### [Data for this task]
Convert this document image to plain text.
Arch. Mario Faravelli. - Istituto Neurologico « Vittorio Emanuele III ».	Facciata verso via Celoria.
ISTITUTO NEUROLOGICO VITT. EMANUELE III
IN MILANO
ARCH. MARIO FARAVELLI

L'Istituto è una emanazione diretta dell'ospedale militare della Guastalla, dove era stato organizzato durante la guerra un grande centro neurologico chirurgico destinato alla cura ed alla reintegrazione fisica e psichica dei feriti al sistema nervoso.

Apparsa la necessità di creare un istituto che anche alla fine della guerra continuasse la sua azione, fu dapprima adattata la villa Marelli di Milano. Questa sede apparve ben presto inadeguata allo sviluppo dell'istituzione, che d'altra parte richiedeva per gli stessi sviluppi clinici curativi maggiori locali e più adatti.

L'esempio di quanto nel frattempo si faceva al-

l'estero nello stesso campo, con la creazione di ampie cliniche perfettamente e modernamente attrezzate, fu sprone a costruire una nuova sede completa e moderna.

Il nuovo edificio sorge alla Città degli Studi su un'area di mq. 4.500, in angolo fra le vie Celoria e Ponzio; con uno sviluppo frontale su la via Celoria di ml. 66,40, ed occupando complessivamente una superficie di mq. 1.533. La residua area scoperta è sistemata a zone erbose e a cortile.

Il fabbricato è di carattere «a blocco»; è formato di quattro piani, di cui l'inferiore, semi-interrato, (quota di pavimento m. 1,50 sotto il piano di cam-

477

### [Directions for this task]
Copy each entry exactly, with nothing added or dropped.

### [Answer to the task]
Convert this document image to plain text.
Arch. Mario Faravelli. - Istituto Neurologico « Vittorio Emanuele III ».	Facciata verso via Celoria.
ISTITUTO NEUROLOGICO VITT. EMANUELE III
IN MILANO
ARCH. MARIO FARAVELLI

L'Istituto è una emanazione diretta dell'ospedale militare della Guastalla, dove era stato organizzato durante la guerra un grande centro neurologico chirurgico destinato alla cura ed alla reintegrazione fisica e psichica dei feriti al sistema nervoso.

Apparsa la necessità di creare un istituto che anche alla fine della guerra continuasse la sua azione, fu dapprima adattata la villa Marelli di Milano. Questa sede apparve ben presto inadeguata allo sviluppo dell'istituzione, che d'altra parte richiedeva per gli stessi sviluppi clinici curativi maggiori locali e più adatti.

L'esempio di quanto nel frattempo si faceva al-

l'estero nello stesso campo, con la creazione di ampie cliniche perfettamente e modernamente attrezzate, fu sprone a costruire una nuova sede completa e moderna.

Il nuovo edificio sorge alla Città degli Studi su un'area di mq. 4.500, in angolo fra le vie Celoria e Ponzio; con uno sviluppo frontale su la via Celoria di ml. 66,40, ed occupando complessivamente una superficie di mq. 1.533. La residua area scoperta è sistemata a zone erbose e a cortile.

Il fabbricato è di carattere «a blocco»; è formato di quattro piani, di cui l'inferiore, semi-interrato, (quota di pavimento m. 1,50 sotto il piano di cam-

477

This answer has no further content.